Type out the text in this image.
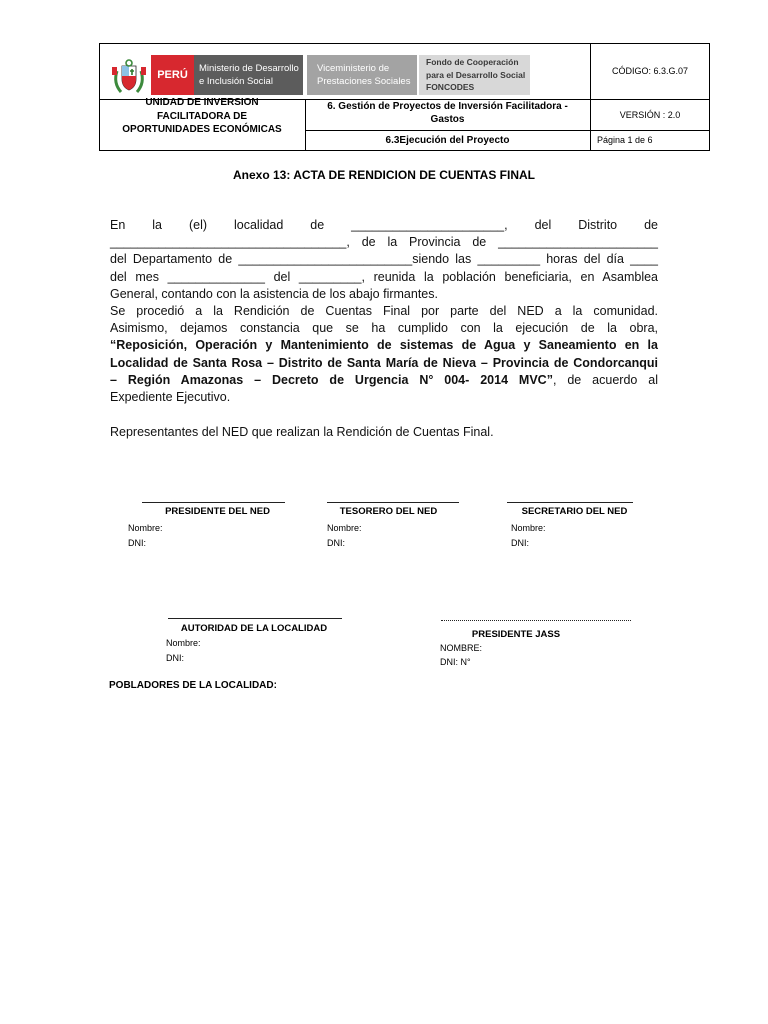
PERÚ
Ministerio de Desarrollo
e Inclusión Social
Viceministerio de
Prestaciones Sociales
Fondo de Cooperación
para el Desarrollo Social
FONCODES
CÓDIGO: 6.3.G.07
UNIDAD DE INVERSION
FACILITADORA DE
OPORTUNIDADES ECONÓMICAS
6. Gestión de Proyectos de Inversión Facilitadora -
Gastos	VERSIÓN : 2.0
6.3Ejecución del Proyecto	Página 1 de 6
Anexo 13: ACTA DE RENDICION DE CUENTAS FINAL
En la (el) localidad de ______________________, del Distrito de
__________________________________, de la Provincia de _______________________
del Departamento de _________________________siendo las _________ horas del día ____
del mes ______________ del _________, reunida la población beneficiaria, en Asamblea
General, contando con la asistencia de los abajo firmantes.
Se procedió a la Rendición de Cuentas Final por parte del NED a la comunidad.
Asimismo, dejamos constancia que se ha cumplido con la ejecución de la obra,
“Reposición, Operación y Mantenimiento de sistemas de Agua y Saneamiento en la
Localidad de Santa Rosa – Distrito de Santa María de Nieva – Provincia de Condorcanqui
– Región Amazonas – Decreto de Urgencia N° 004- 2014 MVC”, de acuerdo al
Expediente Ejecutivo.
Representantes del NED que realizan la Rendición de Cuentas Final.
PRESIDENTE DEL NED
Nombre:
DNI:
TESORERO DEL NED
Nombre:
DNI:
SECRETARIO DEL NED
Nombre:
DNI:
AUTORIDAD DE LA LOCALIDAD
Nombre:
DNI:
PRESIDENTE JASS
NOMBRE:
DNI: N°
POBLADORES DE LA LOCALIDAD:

==

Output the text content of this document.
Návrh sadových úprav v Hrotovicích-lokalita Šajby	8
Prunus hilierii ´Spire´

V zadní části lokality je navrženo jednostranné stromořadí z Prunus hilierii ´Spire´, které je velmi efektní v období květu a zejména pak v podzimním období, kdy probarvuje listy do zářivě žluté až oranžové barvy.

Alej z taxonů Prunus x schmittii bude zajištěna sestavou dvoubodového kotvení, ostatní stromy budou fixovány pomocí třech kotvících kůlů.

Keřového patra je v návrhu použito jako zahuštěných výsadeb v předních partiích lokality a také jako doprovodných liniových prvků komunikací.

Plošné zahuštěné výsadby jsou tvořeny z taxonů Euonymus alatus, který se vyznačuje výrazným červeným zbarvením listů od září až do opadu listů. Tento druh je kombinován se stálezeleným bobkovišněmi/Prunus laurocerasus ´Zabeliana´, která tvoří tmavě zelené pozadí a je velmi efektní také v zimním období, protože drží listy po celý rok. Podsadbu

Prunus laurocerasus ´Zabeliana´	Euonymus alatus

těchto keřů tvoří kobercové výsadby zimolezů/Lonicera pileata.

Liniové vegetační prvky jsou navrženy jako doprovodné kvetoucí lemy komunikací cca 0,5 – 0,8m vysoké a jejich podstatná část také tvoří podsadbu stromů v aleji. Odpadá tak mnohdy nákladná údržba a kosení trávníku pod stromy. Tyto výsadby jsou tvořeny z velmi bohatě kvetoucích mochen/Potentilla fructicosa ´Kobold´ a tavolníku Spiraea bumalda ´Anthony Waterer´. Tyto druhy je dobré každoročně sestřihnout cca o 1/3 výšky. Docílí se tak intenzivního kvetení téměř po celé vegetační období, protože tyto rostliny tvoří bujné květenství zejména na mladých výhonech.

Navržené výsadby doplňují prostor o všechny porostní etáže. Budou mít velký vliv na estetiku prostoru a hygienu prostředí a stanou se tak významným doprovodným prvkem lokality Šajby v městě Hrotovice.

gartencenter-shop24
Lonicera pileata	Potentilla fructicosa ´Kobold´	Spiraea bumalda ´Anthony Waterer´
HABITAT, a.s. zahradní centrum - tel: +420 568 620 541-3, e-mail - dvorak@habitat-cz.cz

> [GIVEN INSTRUCTION] Give the count of lines that hold the word "this", with nothing added.

> [PROBLEM SOLUTION] 2